WHAT YOU NEED TO DO:
Set down all of the data exactly as it appears.

Chart and figure data:
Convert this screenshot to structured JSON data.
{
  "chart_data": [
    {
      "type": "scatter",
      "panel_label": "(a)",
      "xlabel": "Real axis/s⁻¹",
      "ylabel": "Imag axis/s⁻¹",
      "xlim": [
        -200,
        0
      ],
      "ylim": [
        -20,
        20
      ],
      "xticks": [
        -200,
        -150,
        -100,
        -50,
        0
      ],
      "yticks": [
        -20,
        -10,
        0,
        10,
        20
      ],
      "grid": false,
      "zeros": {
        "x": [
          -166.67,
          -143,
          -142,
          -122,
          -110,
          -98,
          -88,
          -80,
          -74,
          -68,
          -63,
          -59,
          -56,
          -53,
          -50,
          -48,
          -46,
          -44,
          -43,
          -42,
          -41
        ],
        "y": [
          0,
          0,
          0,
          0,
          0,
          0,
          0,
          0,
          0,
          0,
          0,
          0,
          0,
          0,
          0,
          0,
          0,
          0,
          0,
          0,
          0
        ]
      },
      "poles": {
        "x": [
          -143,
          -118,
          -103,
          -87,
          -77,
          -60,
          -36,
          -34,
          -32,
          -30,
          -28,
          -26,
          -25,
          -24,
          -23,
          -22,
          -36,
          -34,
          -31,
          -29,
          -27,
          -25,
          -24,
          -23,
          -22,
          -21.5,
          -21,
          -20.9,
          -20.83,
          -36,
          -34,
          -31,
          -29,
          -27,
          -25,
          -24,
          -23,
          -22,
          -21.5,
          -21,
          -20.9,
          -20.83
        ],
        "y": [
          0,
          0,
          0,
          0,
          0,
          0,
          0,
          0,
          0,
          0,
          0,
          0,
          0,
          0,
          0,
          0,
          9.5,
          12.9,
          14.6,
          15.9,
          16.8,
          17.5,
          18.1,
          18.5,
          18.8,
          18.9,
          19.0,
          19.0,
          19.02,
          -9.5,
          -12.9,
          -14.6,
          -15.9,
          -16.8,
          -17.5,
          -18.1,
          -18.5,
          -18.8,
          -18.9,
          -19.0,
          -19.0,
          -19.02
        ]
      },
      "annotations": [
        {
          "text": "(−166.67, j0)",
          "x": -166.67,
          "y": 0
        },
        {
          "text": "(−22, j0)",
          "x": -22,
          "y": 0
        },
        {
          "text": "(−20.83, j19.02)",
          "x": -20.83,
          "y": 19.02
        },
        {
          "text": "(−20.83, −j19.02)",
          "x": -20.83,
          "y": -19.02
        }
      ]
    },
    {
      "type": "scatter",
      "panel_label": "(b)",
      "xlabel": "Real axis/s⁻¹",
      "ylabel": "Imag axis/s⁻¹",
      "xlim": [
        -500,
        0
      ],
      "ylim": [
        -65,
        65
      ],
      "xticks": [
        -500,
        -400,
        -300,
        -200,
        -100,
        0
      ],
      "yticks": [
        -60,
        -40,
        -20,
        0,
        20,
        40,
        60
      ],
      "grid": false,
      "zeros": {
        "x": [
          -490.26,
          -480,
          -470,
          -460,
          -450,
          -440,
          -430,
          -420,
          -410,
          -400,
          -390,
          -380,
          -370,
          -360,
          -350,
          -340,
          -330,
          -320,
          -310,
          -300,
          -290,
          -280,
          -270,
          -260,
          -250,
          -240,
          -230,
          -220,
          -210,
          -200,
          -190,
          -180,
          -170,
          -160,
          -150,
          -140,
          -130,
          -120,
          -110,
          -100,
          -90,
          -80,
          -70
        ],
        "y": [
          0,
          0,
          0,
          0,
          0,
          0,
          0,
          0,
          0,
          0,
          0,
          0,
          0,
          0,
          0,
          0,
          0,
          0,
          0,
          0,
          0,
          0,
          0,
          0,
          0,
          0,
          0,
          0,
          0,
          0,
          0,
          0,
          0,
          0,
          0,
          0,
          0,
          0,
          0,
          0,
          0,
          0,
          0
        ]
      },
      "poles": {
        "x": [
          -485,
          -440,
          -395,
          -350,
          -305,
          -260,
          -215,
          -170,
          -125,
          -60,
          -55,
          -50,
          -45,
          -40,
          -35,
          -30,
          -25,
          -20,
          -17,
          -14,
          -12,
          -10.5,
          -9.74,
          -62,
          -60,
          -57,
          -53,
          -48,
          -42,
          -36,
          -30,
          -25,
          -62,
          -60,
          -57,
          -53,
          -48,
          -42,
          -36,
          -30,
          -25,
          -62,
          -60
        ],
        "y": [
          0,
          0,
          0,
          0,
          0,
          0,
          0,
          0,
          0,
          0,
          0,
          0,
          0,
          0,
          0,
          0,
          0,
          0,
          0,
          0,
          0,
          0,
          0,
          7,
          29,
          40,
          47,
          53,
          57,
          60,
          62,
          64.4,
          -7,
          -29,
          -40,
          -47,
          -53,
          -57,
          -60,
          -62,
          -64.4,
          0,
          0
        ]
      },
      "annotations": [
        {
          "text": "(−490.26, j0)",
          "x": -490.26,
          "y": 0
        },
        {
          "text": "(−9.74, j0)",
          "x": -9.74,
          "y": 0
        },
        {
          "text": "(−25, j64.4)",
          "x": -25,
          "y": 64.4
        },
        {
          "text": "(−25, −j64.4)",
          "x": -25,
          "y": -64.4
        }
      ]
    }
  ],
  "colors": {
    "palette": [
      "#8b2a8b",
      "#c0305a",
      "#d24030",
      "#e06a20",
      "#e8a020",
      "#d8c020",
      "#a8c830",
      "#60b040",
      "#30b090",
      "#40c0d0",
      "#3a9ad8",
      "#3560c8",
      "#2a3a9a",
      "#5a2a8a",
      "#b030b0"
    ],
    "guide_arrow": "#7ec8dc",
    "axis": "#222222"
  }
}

COMPLETE ANSWER:
Convert this screenshot to structured JSON data.
{
  "chart_data": [
    {
      "type": "scatter",
      "panel_label": "(a)",
      "xlabel": "Real axis/s⁻¹",
      "ylabel": "Imag axis/s⁻¹",
      "xlim": [
        -200,
        0
      ],
      "ylim": [
        -20,
        20
      ],
      "xticks": [
        -200,
        -150,
        -100,
        -50,
        0
      ],
      "yticks": [
        -20,
        -10,
        0,
        10,
        20
      ],
      "grid": false,
      "zeros": {
        "x": [
          -166.67,
          -143,
          -142,
          -122,
          -110,
          -98,
          -88,
          -80,
          -74,
          -68,
          -63,
          -59,
          -56,
          -53,
          -50,
          -48,
          -46,
          -44,
          -43,
          -42,
          -41
        ],
        "y": [
          0,
          0,
          0,
          0,
          0,
          0,
          0,
          0,
          0,
          0,
          0,
          0,
          0,
          0,
          0,
          0,
          0,
          0,
          0,
          0,
          0
        ]
      },
      "poles": {
        "x": [
          -143,
          -118,
          -103,
          -87,
          -77,
          -60,
          -36,
          -34,
          -32,
          -30,
          -28,
          -26,
          -25,
          -24,
          -23,
          -22,
          -36,
          -34,
          -31,
          -29,
          -27,
          -25,
          -24,
          -23,
          -22,
          -21.5,
          -21,
          -20.9,
          -20.83,
          -36,
          -34,
          -31,
          -29,
          -27,
          -25,
          -24,
          -23,
          -22,
          -21.5,
          -21,
          -20.9,
          -20.83
        ],
        "y": [
          0,
          0,
          0,
          0,
          0,
          0,
          0,
          0,
          0,
          0,
          0,
          0,
          0,
          0,
          0,
          0,
          9.5,
          12.9,
          14.6,
          15.9,
          16.8,
          17.5,
          18.1,
          18.5,
          18.8,
          18.9,
          19.0,
          19.0,
          19.02,
          -9.5,
          -12.9,
          -14.6,
          -15.9,
          -16.8,
          -17.5,
          -18.1,
          -18.5,
          -18.8,
          -18.9,
          -19.0,
          -19.0,
          -19.02
        ]
      },
      "annotations": [
        {
          "text": "(−166.67, j0)",
          "x": -166.67,
          "y": 0
        },
        {
          "text": "(−22, j0)",
          "x": -22,
          "y": 0
        },
        {
          "text": "(−20.83, j19.02)",
          "x": -20.83,
          "y": 19.02
        },
        {
          "text": "(−20.83, −j19.02)",
          "x": -20.83,
          "y": -19.02
        }
      ]
    },
    {
      "type": "scatter",
      "panel_label": "(b)",
      "xlabel": "Real axis/s⁻¹",
      "ylabel": "Imag axis/s⁻¹",
      "xlim": [
        -500,
        0
      ],
      "ylim": [
        -65,
        65
      ],
      "xticks": [
        -500,
        -400,
        -300,
        -200,
        -100,
        0
      ],
      "yticks": [
        -60,
        -40,
        -20,
        0,
        20,
        40,
        60
      ],
      "grid": false,
      "zeros": {
        "x": [
          -490.26,
          -480,
          -470,
          -460,
          -450,
          -440,
          -430,
          -420,
          -410,
          -400,
          -390,
          -380,
          -370,
          -360,
          -350,
          -340,
          -330,
          -320,
          -310,
          -300,
          -290,
          -280,
          -270,
          -260,
          -250,
          -240,
          -230,
          -220,
          -210,
          -200,
          -190,
          -180,
          -170,
          -160,
          -150,
          -140,
          -130,
          -120,
          -110,
          -100,
          -90,
          -80,
          -70
        ],
        "y": [
          0,
          0,
          0,
          0,
          0,
          0,
          0,
          0,
          0,
          0,
          0,
          0,
          0,
          0,
          0,
          0,
          0,
          0,
          0,
          0,
          0,
          0,
          0,
          0,
          0,
          0,
          0,
          0,
          0,
          0,
          0,
          0,
          0,
          0,
          0,
          0,
          0,
          0,
          0,
          0,
          0,
          0,
          0
        ]
      },
      "poles": {
        "x": [
          -485,
          -440,
          -395,
          -350,
          -305,
          -260,
          -215,
          -170,
          -125,
          -60,
          -55,
          -50,
          -45,
          -40,
          -35,
          -30,
          -25,
          -20,
          -17,
          -14,
          -12,
          -10.5,
          -9.74,
          -62,
          -60,
          -57,
          -53,
          -48,
          -42,
          -36,
          -30,
          -25,
          -62,
          -60,
          -57,
          -53,
          -48,
          -42,
          -36,
          -30,
          -25,
          -62,
          -60
        ],
        "y": [
          0,
          0,
          0,
          0,
          0,
          0,
          0,
          0,
          0,
          0,
          0,
          0,
          0,
          0,
          0,
          0,
          0,
          0,
          0,
          0,
          0,
          0,
          0,
          7,
          29,
          40,
          47,
          53,
          57,
          60,
          62,
          64.4,
          -7,
          -29,
          -40,
          -47,
          -53,
          -57,
          -60,
          -62,
          -64.4,
          0,
          0
        ]
      },
      "annotations": [
        {
          "text": "(−490.26, j0)",
          "x": -490.26,
          "y": 0
        },
        {
          "text": "(−9.74, j0)",
          "x": -9.74,
          "y": 0
        },
        {
          "text": "(−25, j64.4)",
          "x": -25,
          "y": 64.4
        },
        {
          "text": "(−25, −j64.4)",
          "x": -25,
          "y": -64.4
        }
      ]
    }
  ],
  "colors": {
    "palette": [
      "#8b2a8b",
      "#c0305a",
      "#d24030",
      "#e06a20",
      "#e8a020",
      "#d8c020",
      "#a8c830",
      "#60b040",
      "#30b090",
      "#40c0d0",
      "#3a9ad8",
      "#3560c8",
      "#2a3a9a",
      "#5a2a8a",
      "#b030b0"
    ],
    "guide_arrow": "#7ec8dc",
    "axis": "#222222"
  }
}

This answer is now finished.